◆ Data items ◆
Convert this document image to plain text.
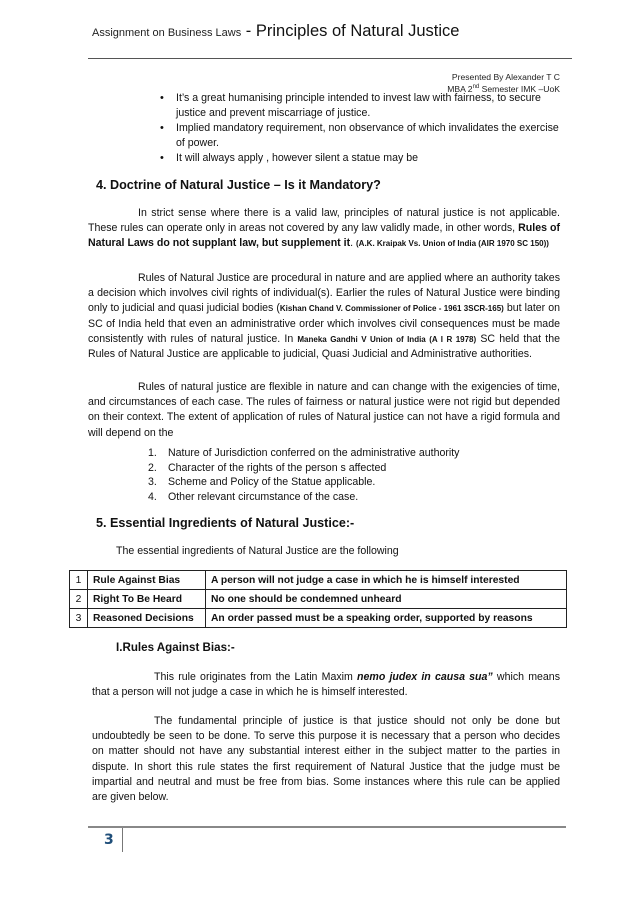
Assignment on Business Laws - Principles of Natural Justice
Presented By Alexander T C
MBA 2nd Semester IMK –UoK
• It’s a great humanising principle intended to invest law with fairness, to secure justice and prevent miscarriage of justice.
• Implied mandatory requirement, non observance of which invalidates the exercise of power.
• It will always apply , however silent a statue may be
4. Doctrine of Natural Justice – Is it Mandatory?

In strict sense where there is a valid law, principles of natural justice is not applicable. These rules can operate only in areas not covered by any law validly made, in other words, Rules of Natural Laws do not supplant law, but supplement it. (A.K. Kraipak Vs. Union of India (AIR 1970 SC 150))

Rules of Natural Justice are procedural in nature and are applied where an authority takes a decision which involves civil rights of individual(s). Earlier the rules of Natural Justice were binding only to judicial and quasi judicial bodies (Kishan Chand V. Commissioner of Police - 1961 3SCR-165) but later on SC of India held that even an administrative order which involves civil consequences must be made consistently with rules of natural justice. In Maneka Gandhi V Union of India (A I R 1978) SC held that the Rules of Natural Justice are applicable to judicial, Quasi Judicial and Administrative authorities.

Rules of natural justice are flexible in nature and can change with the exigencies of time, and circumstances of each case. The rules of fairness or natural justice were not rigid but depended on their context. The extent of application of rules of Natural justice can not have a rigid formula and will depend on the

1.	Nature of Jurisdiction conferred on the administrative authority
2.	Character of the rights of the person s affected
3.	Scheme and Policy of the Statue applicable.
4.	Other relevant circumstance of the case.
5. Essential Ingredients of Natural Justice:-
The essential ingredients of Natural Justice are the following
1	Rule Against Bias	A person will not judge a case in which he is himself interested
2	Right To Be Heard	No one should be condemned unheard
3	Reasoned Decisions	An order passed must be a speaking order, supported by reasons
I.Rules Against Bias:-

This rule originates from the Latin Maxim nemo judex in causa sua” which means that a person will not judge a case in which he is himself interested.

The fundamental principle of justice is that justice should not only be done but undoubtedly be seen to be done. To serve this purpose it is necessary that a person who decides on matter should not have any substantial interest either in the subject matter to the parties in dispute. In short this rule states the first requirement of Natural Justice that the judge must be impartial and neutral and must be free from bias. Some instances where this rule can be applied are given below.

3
==
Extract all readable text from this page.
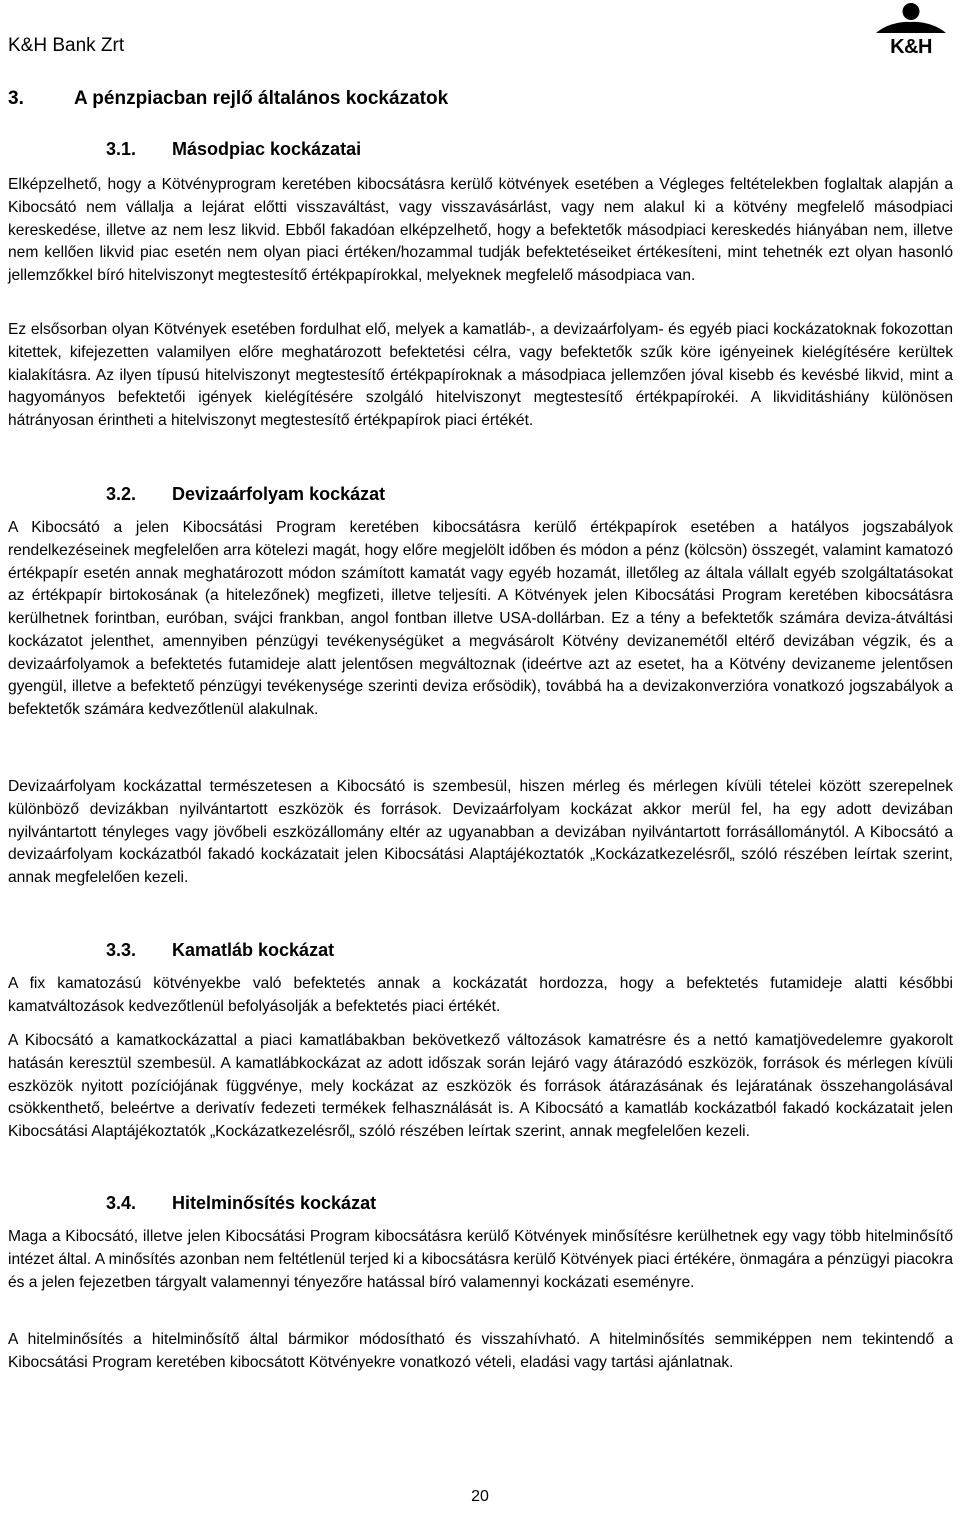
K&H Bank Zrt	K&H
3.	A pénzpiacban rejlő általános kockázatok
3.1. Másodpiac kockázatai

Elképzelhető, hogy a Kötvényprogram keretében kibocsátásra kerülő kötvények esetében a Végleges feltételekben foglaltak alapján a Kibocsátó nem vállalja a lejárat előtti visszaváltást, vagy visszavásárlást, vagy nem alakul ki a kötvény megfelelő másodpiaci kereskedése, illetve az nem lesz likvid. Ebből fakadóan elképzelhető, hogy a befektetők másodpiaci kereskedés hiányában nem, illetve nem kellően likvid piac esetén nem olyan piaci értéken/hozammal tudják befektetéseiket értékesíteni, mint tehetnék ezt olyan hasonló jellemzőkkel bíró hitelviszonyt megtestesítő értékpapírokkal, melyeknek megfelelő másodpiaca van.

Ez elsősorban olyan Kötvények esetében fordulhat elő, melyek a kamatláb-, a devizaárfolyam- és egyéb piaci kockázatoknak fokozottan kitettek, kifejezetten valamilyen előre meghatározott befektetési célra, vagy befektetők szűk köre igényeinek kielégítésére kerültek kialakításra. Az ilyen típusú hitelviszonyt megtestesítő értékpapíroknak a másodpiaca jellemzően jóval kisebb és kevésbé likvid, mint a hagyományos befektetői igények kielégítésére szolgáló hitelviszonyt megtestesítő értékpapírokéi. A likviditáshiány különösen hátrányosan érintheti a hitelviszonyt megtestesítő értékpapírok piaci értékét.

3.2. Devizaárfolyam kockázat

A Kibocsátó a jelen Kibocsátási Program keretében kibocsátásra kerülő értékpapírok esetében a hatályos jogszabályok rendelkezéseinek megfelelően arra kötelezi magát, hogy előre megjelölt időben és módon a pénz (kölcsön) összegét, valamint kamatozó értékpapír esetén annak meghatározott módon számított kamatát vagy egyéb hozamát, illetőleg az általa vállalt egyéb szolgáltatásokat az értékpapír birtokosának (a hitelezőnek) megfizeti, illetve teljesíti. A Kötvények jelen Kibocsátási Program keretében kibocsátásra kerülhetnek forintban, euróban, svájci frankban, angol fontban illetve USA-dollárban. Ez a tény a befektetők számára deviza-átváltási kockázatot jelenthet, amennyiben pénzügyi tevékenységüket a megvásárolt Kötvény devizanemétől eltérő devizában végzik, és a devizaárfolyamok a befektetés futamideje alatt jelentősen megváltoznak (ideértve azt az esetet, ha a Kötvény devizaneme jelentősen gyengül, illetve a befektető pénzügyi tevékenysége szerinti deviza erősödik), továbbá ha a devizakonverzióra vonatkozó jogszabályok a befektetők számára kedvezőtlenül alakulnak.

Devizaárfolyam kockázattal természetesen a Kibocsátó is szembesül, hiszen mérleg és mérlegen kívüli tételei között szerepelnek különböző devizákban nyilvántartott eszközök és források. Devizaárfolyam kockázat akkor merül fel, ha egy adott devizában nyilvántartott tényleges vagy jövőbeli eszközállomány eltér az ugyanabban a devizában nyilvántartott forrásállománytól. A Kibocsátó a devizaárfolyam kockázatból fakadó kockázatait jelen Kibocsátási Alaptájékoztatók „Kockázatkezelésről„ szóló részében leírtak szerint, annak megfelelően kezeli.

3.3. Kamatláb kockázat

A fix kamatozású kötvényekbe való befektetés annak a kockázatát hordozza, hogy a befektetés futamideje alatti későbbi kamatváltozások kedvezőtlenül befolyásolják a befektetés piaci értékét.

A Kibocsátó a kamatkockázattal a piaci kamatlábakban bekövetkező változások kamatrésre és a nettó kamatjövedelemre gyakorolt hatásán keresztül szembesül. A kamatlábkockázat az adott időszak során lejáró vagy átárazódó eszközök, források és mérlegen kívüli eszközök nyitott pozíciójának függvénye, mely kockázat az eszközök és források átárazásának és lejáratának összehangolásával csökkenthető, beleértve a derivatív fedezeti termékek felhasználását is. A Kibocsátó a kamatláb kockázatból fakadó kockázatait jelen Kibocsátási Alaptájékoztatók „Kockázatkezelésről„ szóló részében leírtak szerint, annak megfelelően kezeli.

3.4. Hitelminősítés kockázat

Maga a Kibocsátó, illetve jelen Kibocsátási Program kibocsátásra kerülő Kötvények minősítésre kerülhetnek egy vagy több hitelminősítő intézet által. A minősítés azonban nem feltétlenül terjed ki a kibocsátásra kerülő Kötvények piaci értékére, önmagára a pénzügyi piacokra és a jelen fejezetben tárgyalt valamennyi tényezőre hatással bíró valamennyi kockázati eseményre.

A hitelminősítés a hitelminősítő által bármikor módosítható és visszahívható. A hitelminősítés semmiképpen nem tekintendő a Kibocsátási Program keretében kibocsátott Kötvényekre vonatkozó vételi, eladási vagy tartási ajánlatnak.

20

◆ Work to complete ◆
Each line holding "futamideje" must be found and copied.

◆ Exercise result ◆
A Kibocsátó a jelen Kibocsátási Program keretében kibocsátásra kerülő értékpapírok esetében a hatályos jogszabályok rendelkezéseinek megfelelően arra kötelezi magát, hogy előre megjelölt időben és módon a pénz (kölcsön) összegét, valamint kamatozó értékpapír esetén annak meghatározott módon számított kamatát vagy egyéb hozamát, illetőleg az általa vállalt egyéb szolgáltatásokat az értékpapír birtokosának (a hitelezőnek) megfizeti, illetve teljesíti. A Kötvények jelen Kibocsátási Program keretében kibocsátásra kerülhetnek forintban, euróban, svájci frankban, angol fontban illetve USA-dollárban. Ez a tény a befektetők számára deviza-átváltási kockázatot jelenthet, amennyiben pénzügyi tevékenységüket a megvásárolt Kötvény devizanemétől eltérő devizában végzik, és a devizaárfolyamok a befektetés futamideje alatt jelentősen megváltoznak (ideértve azt az esetet, ha a Kötvény devizaneme jelentősen gyengül, illetve a befektető pénzügyi tevékenysége szerinti deviza erősödik), továbbá ha a devizakonverzióra vonatkozó jogszabályok a befektetők számára kedvezőtlenül alakulnak.
A fix kamatozású kötvényekbe való befektetés annak a kockázatát hordozza, hogy a befektetés futamideje alatti későbbi kamatváltozások kedvezőtlenül befolyásolják a befektetés piaci értékét.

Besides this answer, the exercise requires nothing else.